■ Exercise objective
Images embedded in the records are excluded; print everything else exactly as given.
--------------------------------
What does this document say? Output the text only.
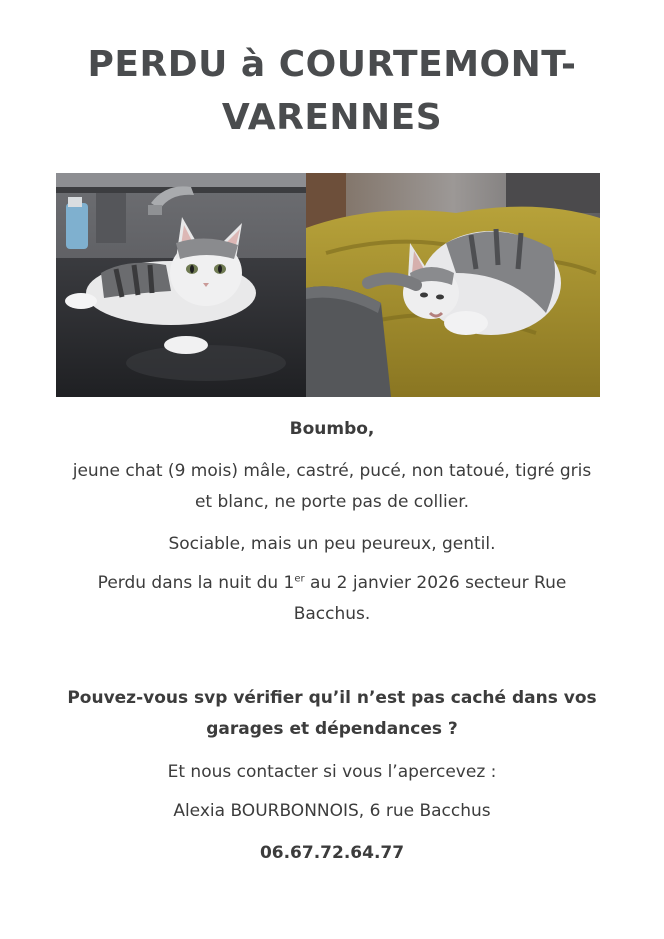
PERDU à COURTEMONT-
VARENNES
Boumbo,
jeune chat (9 mois) mâle, castré, pucé, non tatoué, tigré gris
et blanc, ne porte pas de collier.
Sociable, mais un peu peureux, gentil.
Perdu dans la nuit du 1er au 2 janvier 2026 secteur Rue
Bacchus.
Pouvez-vous svp vérifier qu’il n’est pas caché dans vos
garages et dépendances ?
Et nous contacter si vous l’apercevez :
Alexia BOURBONNOIS, 6 rue Bacchus
06.67.72.64.77
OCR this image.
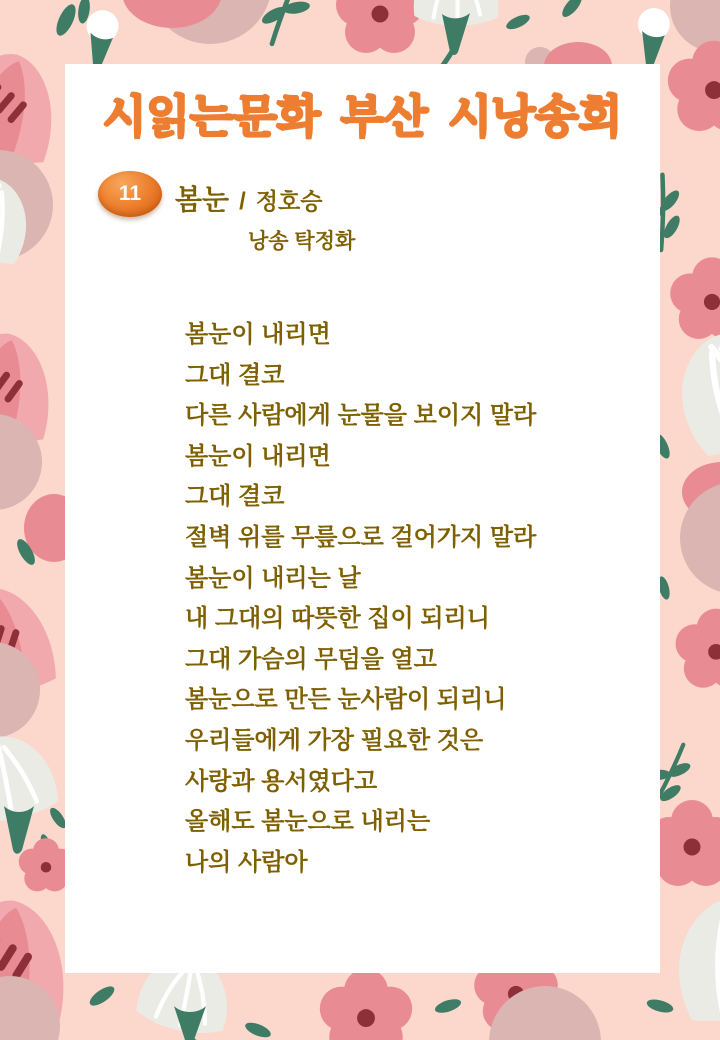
시읽는문화 부산 시낭송회
11 봄눈 / 정호승
낭송 탁정화
봄눈이 내리면
그대 결코
다른 사람에게 눈물을 보이지 말라
봄눈이 내리면
그대 결코
절벽 위를 무릎으로 걸어가지 말라
봄눈이 내리는 날
내 그대의 따뜻한 집이 되리니
그대 가슴의 무덤을 열고
봄눈으로 만든 눈사람이 되리니
우리들에게 가장 필요한 것은
사랑과 용서였다고
올해도 봄눈으로 내리는
나의 사람아
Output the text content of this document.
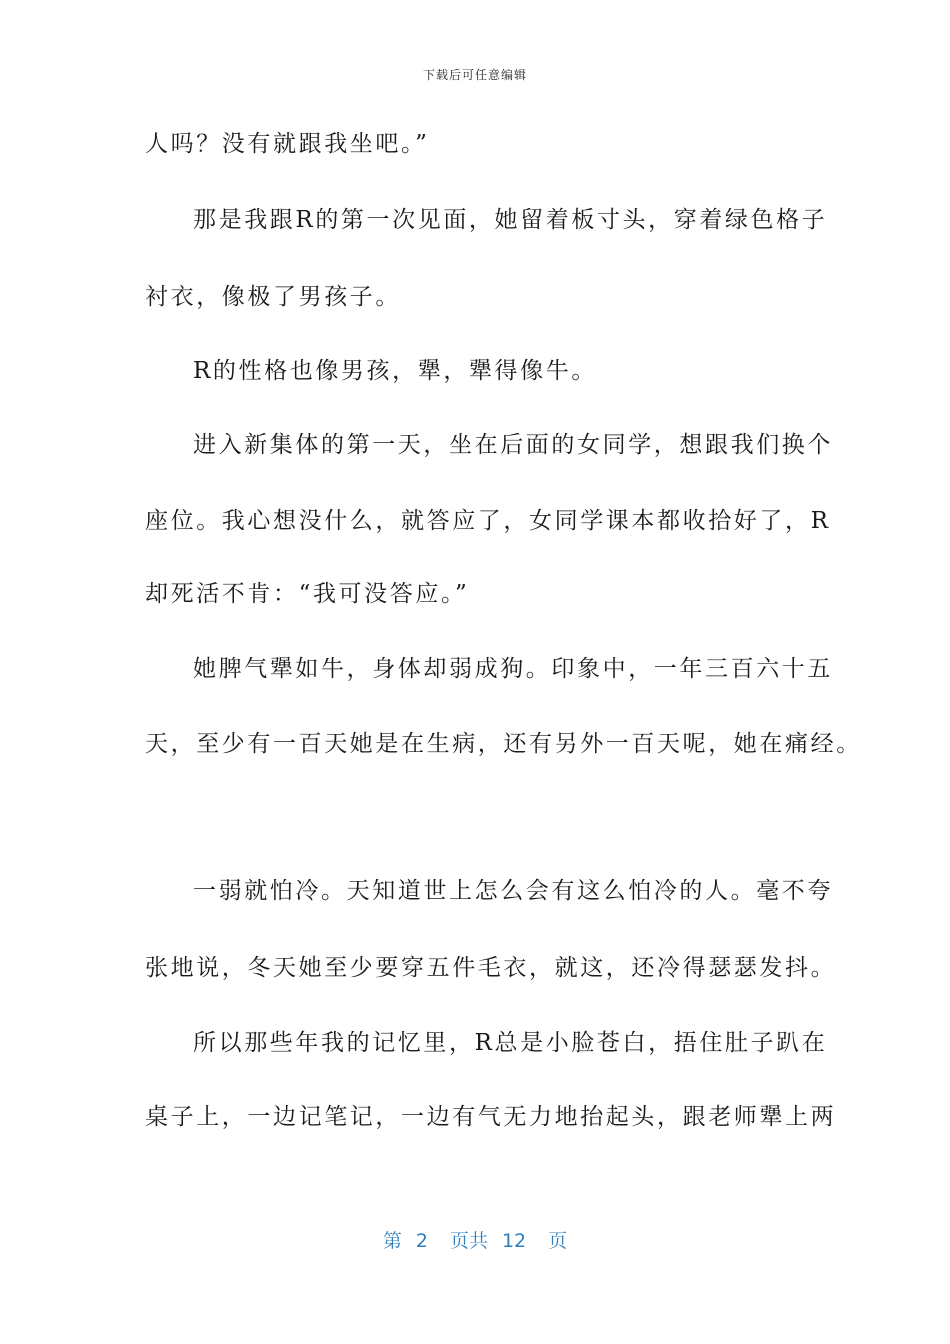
下载后可任意编辑
人吗？没有就跟我坐吧。”
那是我跟R的第一次见面，她留着板寸头，穿着绿色格子
衬衣，像极了男孩子。
R的性格也像男孩，犟，犟得像牛。
进入新集体的第一天，坐在后面的女同学，想跟我们换个
座位。我心想没什么，就答应了，女同学课本都收拾好了，R
却死活不肯：“我可没答应。”
她脾气犟如牛，身体却弱成狗。印象中，一年三百六十五
天，至少有一百天她是在生病，还有另外一百天呢，她在痛经。
一弱就怕冷。天知道世上怎么会有这么怕冷的人。毫不夸
张地说，冬天她至少要穿五件毛衣，就这，还冷得瑟瑟发抖。
所以那些年我的记忆里，R总是小脸苍白，捂住肚子趴在
桌子上，一边记笔记，一边有气无力地抬起头，跟老师犟上两
第 2 页共 12 页
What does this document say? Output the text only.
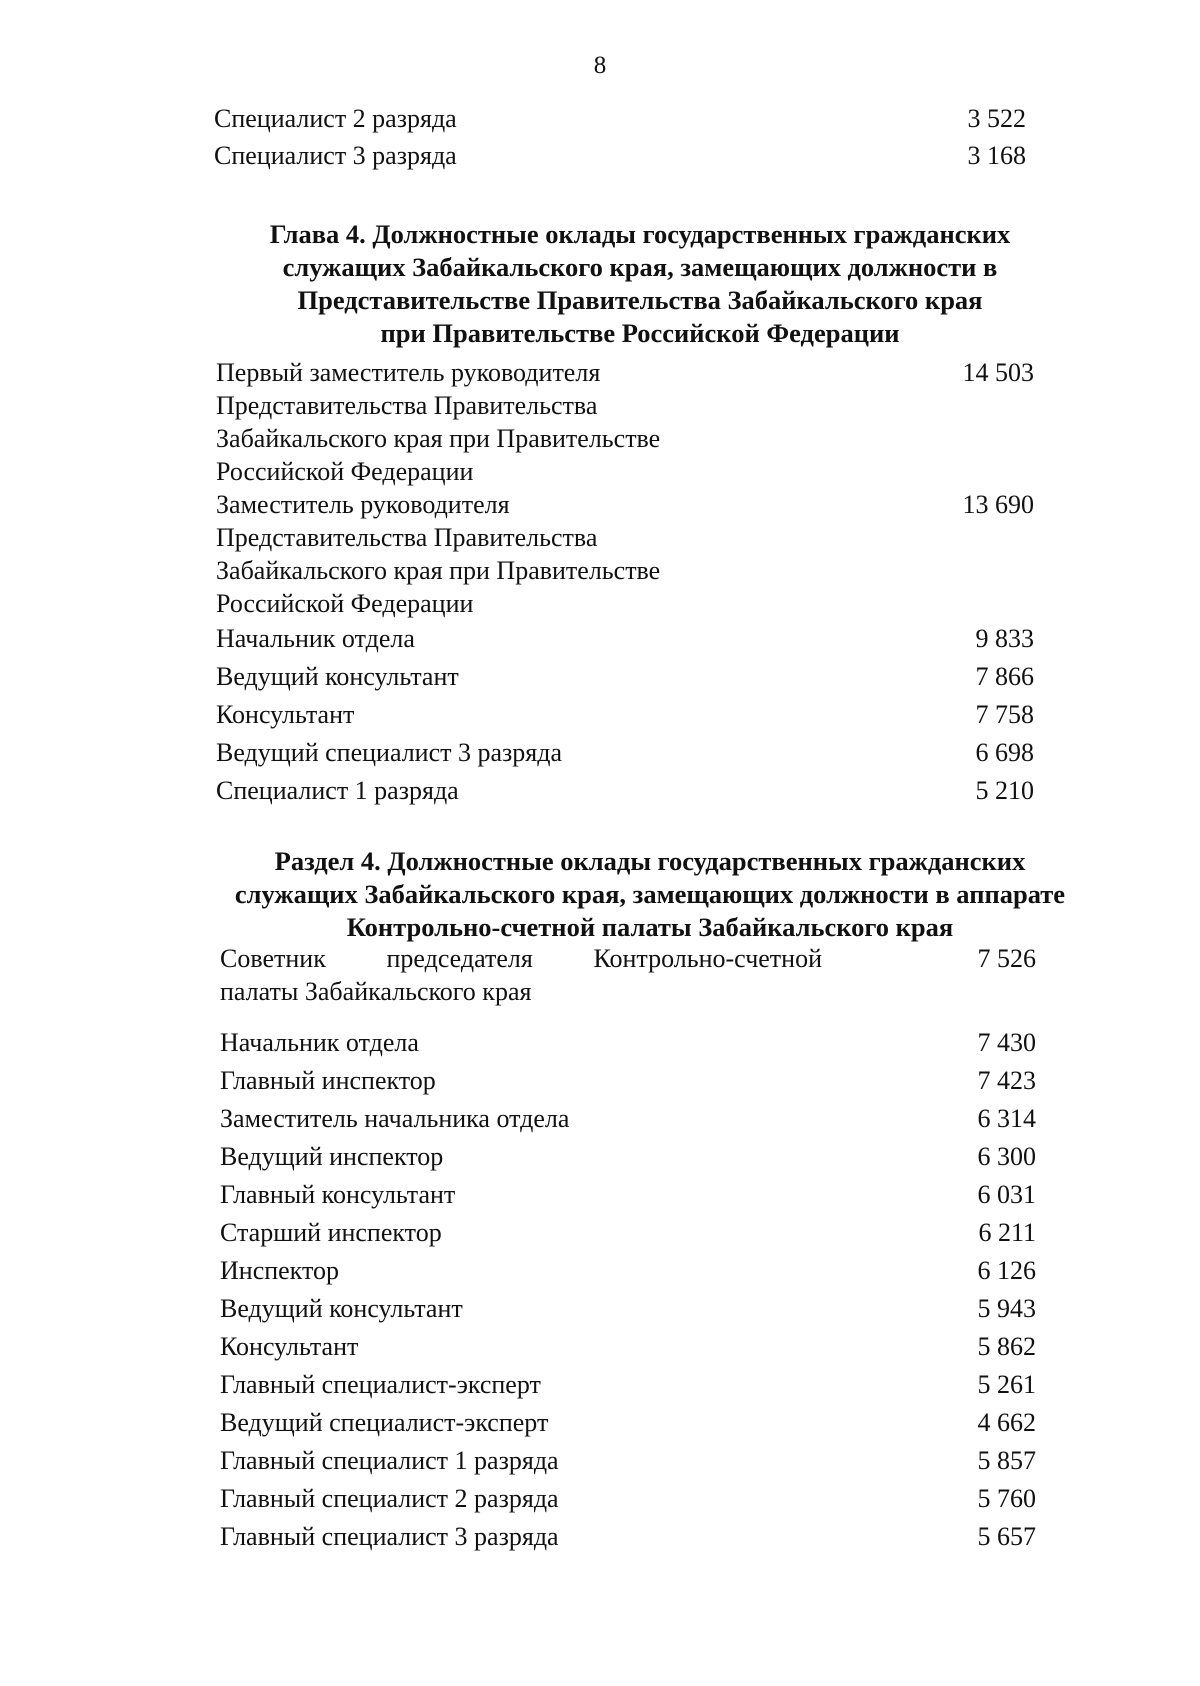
8
Специалист 2 разряда	3 522
Специалист 3 разряда	3 168
Глава 4. Должностные оклады государственных гражданских
служащих Забайкальского края, замещающих должности в
Представительстве Правительства Забайкальского края
при Правительстве Российской Федерации
Первый заместитель руководителя
Представительства Правительства
Забайкальского края при Правительстве
Российской Федерации
14 503
Заместитель руководителя
Представительства Правительства
Забайкальского края при Правительстве
Российской Федерации
13 690
Начальник отдела	9 833
Ведущий консультант	7 866
Консультант	7 758
Ведущий специалист 3 разряда	6 698
Специалист 1 разряда	5 210
Раздел 4. Должностные оклады государственных гражданских
служащих Забайкальского края, замещающих должности в аппарате
Контрольно-счетной палаты Забайкальского края
Советник председателя Контрольно-счетной
палаты Забайкальского края
7 526
Начальник отдела	7 430
Главный инспектор	7 423
Заместитель начальника отдела	6 314
Ведущий инспектор	6 300
Главный консультант	6 031
Старший инспектор	6 211
Инспектор	6 126
Ведущий консультант	5 943
Консультант	5 862
Главный специалист-эксперт	5 261
Ведущий специалист-эксперт	4 662
Главный специалист 1 разряда	5 857
Главный специалист 2 разряда	5 760
Главный специалист 3 разряда	5 657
--------------------------------
■ Result for this exercise
What does this document say? Output the text only.
PERDU à COURTEMONT-
VARENNES
Boumbo,
jeune chat (9 mois) mâle, castré, pucé, non tatoué, tigré gris
et blanc, ne porte pas de collier.
Sociable, mais un peu peureux, gentil.
Perdu dans la nuit du 1er au 2 janvier 2026 secteur Rue
Bacchus.
Pouvez-vous svp vérifier qu’il n’est pas caché dans vos
garages et dépendances ?
Et nous contacter si vous l’apercevez :
Alexia BOURBONNOIS, 6 rue Bacchus
06.67.72.64.77
OCR this image.
시읽는문화 부산 시낭송회
11 봄눈 / 정호승
낭송 탁정화
봄눈이 내리면
그대 결코
다른 사람에게 눈물을 보이지 말라
봄눈이 내리면
그대 결코
절벽 위를 무릎으로 걸어가지 말라
봄눈이 내리는 날
내 그대의 따뜻한 집이 되리니
그대 가슴의 무덤을 열고
봄눈으로 만든 눈사람이 되리니
우리들에게 가장 필요한 것은
사랑과 용서였다고
올해도 봄눈으로 내리는
나의 사람아
Output the text content of this document.
下载后可任意编辑
人吗？没有就跟我坐吧。”
那是我跟R的第一次见面，她留着板寸头，穿着绿色格子
衬衣，像极了男孩子。
R的性格也像男孩，犟，犟得像牛。
进入新集体的第一天，坐在后面的女同学，想跟我们换个
座位。我心想没什么，就答应了，女同学课本都收拾好了，R
却死活不肯：“我可没答应。”
她脾气犟如牛，身体却弱成狗。印象中，一年三百六十五
天，至少有一百天她是在生病，还有另外一百天呢，她在痛经。
一弱就怕冷。天知道世上怎么会有这么怕冷的人。毫不夸
张地说，冬天她至少要穿五件毛衣，就这，还冷得瑟瑟发抖。
所以那些年我的记忆里，R总是小脸苍白，捂住肚子趴在
桌子上，一边记笔记，一边有气无力地抬起头，跟老师犟上两
第 2 页共 12 页
What does this document say? Output the text only.
8
Специалист 2 разряда	3 522
Специалист 3 разряда	3 168
Глава 4. Должностные оклады государственных гражданских
служащих Забайкальского края, замещающих должности в
Представительстве Правительства Забайкальского края
при Правительстве Российской Федерации
Первый заместитель руководителя
Представительства Правительства
Забайкальского края при Правительстве
Российской Федерации
14 503
Заместитель руководителя
Представительства Правительства
Забайкальского края при Правительстве
Российской Федерации
13 690
Начальник отдела	9 833
Ведущий консультант	7 866
Консультант	7 758
Ведущий специалист 3 разряда	6 698
Специалист 1 разряда	5 210
Раздел 4. Должностные оклады государственных гражданских
служащих Забайкальского края, замещающих должности в аппарате
Контрольно-счетной палаты Забайкальского края
Советник председателя Контрольно-счетной
палаты Забайкальского края
7 526
Начальник отдела	7 430
Главный инспектор	7 423
Заместитель начальника отдела	6 314
Ведущий инспектор	6 300
Главный консультант	6 031
Старший инспектор	6 211
Инспектор	6 126
Ведущий консультант	5 943
Консультант	5 862
Главный специалист-эксперт	5 261
Ведущий специалист-эксперт	4 662
Главный специалист 1 разряда	5 857
Главный специалист 2 разряда	5 760
Главный специалист 3 разряда	5 657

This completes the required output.